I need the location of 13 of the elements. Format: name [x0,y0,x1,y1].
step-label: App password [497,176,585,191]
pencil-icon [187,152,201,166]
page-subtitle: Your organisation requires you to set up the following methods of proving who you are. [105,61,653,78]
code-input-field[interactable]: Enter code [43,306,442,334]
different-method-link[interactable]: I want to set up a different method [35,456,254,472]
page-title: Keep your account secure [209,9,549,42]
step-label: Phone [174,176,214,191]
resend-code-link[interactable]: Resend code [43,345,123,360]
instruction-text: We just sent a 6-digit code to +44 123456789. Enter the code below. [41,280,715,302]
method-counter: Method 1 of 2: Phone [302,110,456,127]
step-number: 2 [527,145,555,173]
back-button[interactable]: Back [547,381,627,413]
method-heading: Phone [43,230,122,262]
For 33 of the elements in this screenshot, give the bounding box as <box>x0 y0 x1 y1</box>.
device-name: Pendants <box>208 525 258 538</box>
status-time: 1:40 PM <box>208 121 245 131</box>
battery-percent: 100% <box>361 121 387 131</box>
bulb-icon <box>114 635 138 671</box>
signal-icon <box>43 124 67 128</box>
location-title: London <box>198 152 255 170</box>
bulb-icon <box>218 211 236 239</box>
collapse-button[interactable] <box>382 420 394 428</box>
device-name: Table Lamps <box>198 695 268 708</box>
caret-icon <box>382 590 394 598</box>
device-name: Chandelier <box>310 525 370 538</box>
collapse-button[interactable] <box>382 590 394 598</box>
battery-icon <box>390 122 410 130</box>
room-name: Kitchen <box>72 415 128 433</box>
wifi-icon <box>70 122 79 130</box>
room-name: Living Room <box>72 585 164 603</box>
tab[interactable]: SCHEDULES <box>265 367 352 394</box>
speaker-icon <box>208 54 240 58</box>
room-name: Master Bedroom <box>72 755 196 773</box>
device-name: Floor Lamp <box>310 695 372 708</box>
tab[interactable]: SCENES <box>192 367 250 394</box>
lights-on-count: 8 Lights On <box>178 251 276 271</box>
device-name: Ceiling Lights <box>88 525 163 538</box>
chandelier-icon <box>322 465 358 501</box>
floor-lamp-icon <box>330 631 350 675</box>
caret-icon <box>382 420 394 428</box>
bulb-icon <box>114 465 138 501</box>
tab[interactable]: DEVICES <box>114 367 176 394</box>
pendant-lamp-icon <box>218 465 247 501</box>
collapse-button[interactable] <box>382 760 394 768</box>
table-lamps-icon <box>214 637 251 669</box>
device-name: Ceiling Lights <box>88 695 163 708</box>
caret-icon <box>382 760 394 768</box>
========================================================================
_TASK BRIEF:_ Format everything from the first line down through the line containing "collapse-button[interactable] <box>382 420" as a JSON list of strings, one string per line, leaving out any blank lines.

_RESULT OF THIS EXERCISE:_
[
  "I need the location of 13 of the elements. Format: name [x0,y0,x1,y1].",
  "step-label: App password [497,176,585,191]",
  "pencil-icon [187,152,201,166]",
  "page-subtitle: Your organisation requires you to set up the following methods of proving who you are. [105,61,653,78]",
  "code-input-field[interactable]: Enter code [43,306,442,334]",
  "different-method-link[interactable]: I want to set up a different method [35,456,254,472]",
  "page-title: Keep your account secure [209,9,549,42]",
  "step-label: Phone [174,176,214,191]",
  "resend-code-link[interactable]: Resend code [43,345,123,360]",
  "instruction-text: We just sent a 6-digit code to +44 123456789. Enter the code below. [41,280,715,302]",
  "method-counter: Method 1 of 2: Phone [302,110,456,127]",
  "step-number: 2 [527,145,555,173]",
  "back-button[interactable]: Back [547,381,627,413]",
  "method-heading: Phone [43,230,122,262]",
  "For 33 of the elements in this screenshot, give the bounding box as <box>x0 y0 x1 y1</box>.",
  "device-name: Pendants <box>208 525 258 538</box>",
  "status-time: 1:40 PM <box>208 121 245 131</box>",
  "battery-percent: 100% <box>361 121 387 131</box>",
  "bulb-icon <box>114 635 138 671</box>",
  "signal-icon <box>43 124 67 128</box>",
  "location-title: London <box>198 152 255 170</box>",
  "bulb-icon <box>218 211 236 239</box>",
  "collapse-button[interactable] <box>382 420 394 428</box>"
]